- [WHAT THE EXERCISE ASKS] From the entries below, gather each line containing the word "纱帽大道".

- [MATERIAL FOR THIS TASK]
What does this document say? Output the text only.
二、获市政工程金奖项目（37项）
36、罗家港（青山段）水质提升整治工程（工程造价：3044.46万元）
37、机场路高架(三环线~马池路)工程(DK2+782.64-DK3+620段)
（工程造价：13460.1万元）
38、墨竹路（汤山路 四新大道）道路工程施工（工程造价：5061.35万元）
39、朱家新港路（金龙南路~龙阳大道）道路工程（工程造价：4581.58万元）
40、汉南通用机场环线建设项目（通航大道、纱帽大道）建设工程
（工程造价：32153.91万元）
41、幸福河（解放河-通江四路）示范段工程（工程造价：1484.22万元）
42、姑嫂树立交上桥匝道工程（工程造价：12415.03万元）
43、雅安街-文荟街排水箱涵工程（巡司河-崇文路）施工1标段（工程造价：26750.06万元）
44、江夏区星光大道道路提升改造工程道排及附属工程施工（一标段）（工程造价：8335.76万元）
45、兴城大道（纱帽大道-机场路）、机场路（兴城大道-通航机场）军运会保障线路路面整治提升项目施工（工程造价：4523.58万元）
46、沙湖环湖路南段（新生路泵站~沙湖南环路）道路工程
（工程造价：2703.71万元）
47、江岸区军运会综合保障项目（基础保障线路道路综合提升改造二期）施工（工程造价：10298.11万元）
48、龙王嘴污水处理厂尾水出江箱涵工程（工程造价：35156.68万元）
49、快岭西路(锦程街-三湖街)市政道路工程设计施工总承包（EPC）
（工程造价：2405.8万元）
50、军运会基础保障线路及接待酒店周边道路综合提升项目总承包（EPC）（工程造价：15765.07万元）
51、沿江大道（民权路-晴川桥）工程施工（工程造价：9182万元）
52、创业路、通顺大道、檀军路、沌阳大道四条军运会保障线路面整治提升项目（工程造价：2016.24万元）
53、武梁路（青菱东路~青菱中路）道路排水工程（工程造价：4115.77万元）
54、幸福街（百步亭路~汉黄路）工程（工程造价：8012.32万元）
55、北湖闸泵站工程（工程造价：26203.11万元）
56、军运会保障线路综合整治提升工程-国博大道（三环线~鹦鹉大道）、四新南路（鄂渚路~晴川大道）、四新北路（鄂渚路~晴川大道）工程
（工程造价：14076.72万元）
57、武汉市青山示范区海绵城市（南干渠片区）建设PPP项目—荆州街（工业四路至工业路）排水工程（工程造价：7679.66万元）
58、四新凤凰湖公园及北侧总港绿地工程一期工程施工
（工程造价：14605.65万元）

- [SOLUTION TO THIS EXERCISE]
40、汉南通用机场环线建设项目（通航大道、纱帽大道）建设工程
45、兴城大道（纱帽大道-机场路）、机场路（兴城大道-通航机场）军运会保障线路路面整治提升项目施工（工程造价：4523.58万元）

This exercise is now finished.